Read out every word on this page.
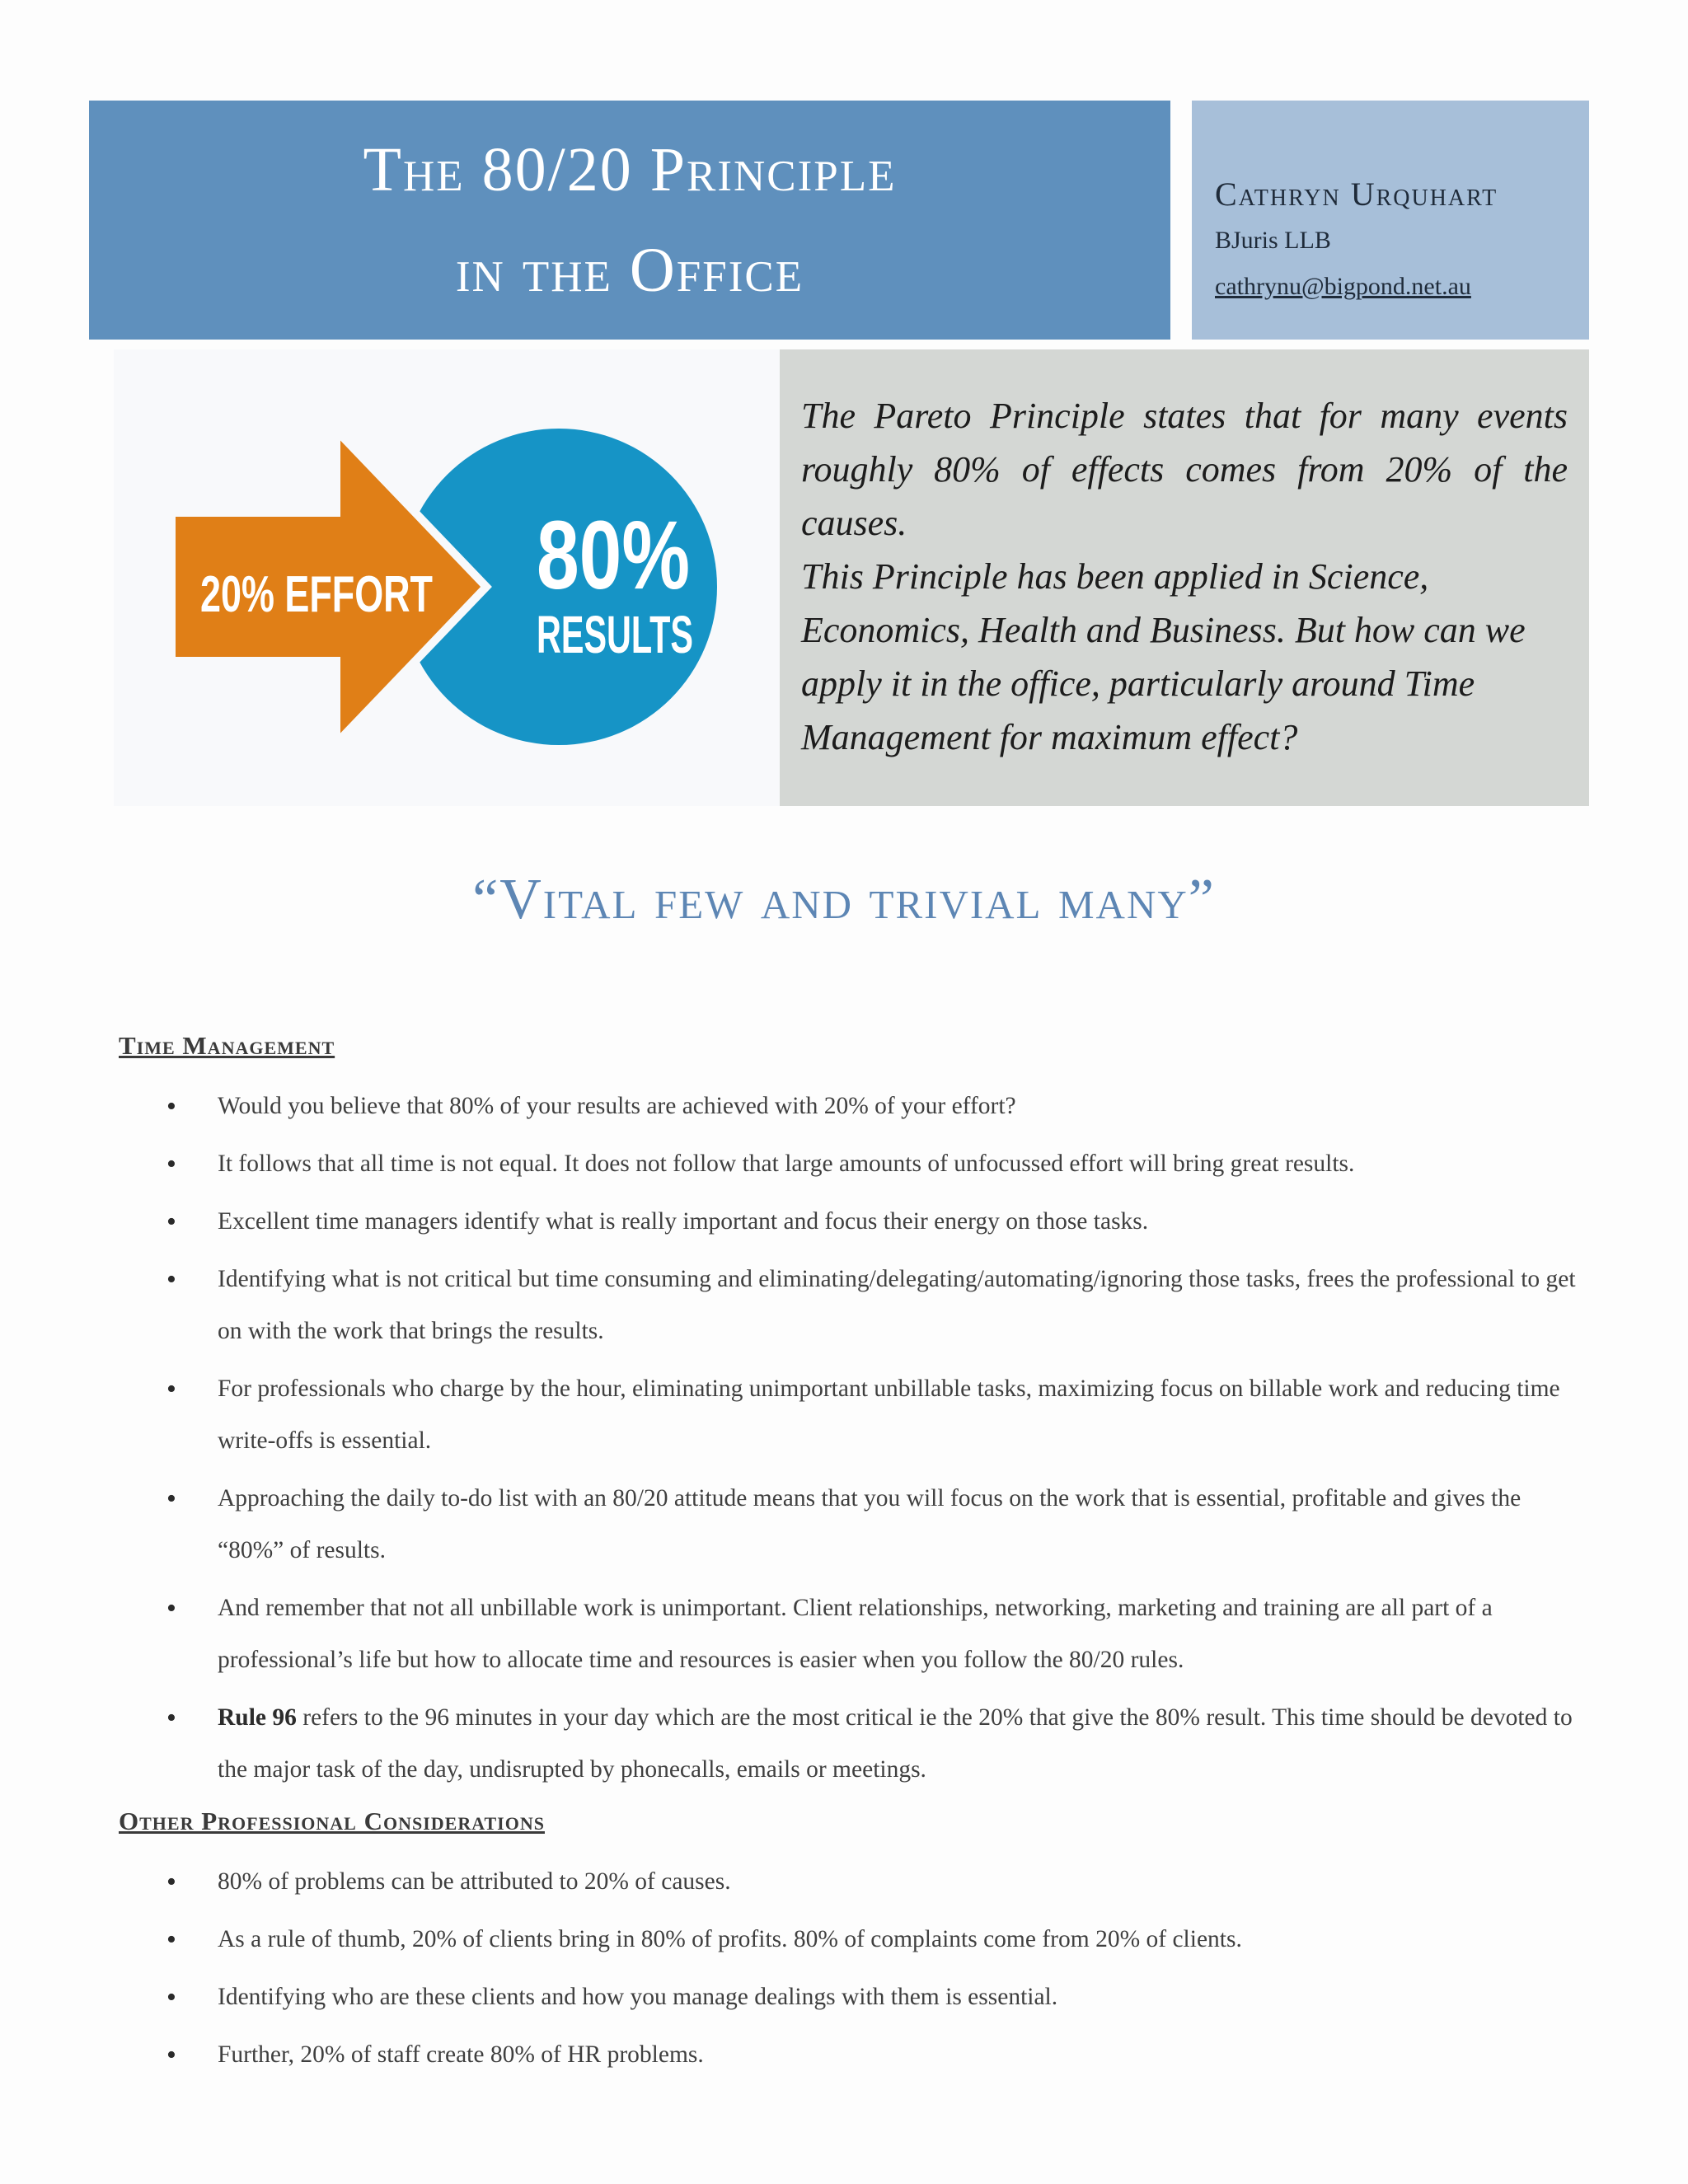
The 80/20 Principle
in the Office
Cathryn Urquhart
BJuris LLB
cathrynu@bigpond.net.au
20% EFFORT 80%
RESULTS

The Pareto Principle states that for many events roughly 80% of effects comes from 20% of the causes.

This Principle has been applied in Science, Economics, Health and Business. But how can we apply it in the office, particularly around Time Management for maximum effect?

“Vital few and trivial many”
Time Management
• Would you believe that 80% of your results are achieved with 20% of your effort?
• It follows that all time is not equal. It does not follow that large amounts of unfocussed effort will bring great results.
• Excellent time managers identify what is really important and focus their energy on those tasks.
• Identifying what is not critical but time consuming and eliminating/delegating/automating/ignoring those tasks, frees the professional to get on with the work that brings the results.
• For professionals who charge by the hour, eliminating unimportant unbillable tasks, maximizing focus on billable work and reducing time write-offs is essential.
• Approaching the daily to-do list with an 80/20 attitude means that you will focus on the work that is essential, profitable and gives the “80%” of results.
• And remember that not all unbillable work is unimportant. Client relationships, networking, marketing and training are all part of a professional’s life but how to allocate time and resources is easier when you follow the 80/20 rules.
• Rule 96 refers to the 96 minutes in your day which are the most critical ie the 20% that give the 80% result. This time should be devoted to the major task of the day, undisrupted by phonecalls, emails or meetings.
Other Professional Considerations
• 80% of problems can be attributed to 20% of causes.
• As a rule of thumb, 20% of clients bring in 80% of profits. 80% of complaints come from 20% of clients.
• Identifying who are these clients and how you manage dealings with them is essential.
• Further, 20% of staff create 80% of HR problems.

TASK GOAL ▸ Transcribe all of the material exactly, leaving out whatever pictures it contains.

RESULT BELOW ▸
Read out every word on this page.
The 80/20 Principle
in the Office
Cathryn Urquhart
BJuris LLB
cathrynu@bigpond.net.au
20% EFFORT 80%
RESULTS

The Pareto Principle states that for many events roughly 80% of effects comes from 20% of the causes.

This Principle has been applied in Science, Economics, Health and Business. But how can we apply it in the office, particularly around Time Management for maximum effect?

“Vital few and trivial many”
Time Management
• Would you believe that 80% of your results are achieved with 20% of your effort?
• It follows that all time is not equal. It does not follow that large amounts of unfocussed effort will bring great results.
• Excellent time managers identify what is really important and focus their energy on those tasks.
• Identifying what is not critical but time consuming and eliminating/delegating/automating/ignoring those tasks, frees the professional to get on with the work that brings the results.
• For professionals who charge by the hour, eliminating unimportant unbillable tasks, maximizing focus on billable work and reducing time write-offs is essential.
• Approaching the daily to-do list with an 80/20 attitude means that you will focus on the work that is essential, profitable and gives the “80%” of results.
• And remember that not all unbillable work is unimportant. Client relationships, networking, marketing and training are all part of a professional’s life but how to allocate time and resources is easier when you follow the 80/20 rules.
• Rule 96 refers to the 96 minutes in your day which are the most critical ie the 20% that give the 80% result. This time should be devoted to the major task of the day, undisrupted by phonecalls, emails or meetings.
Other Professional Considerations
• 80% of problems can be attributed to 20% of causes.
• As a rule of thumb, 20% of clients bring in 80% of profits. 80% of complaints come from 20% of clients.
• Identifying who are these clients and how you manage dealings with them is essential.
• Further, 20% of staff create 80% of HR problems.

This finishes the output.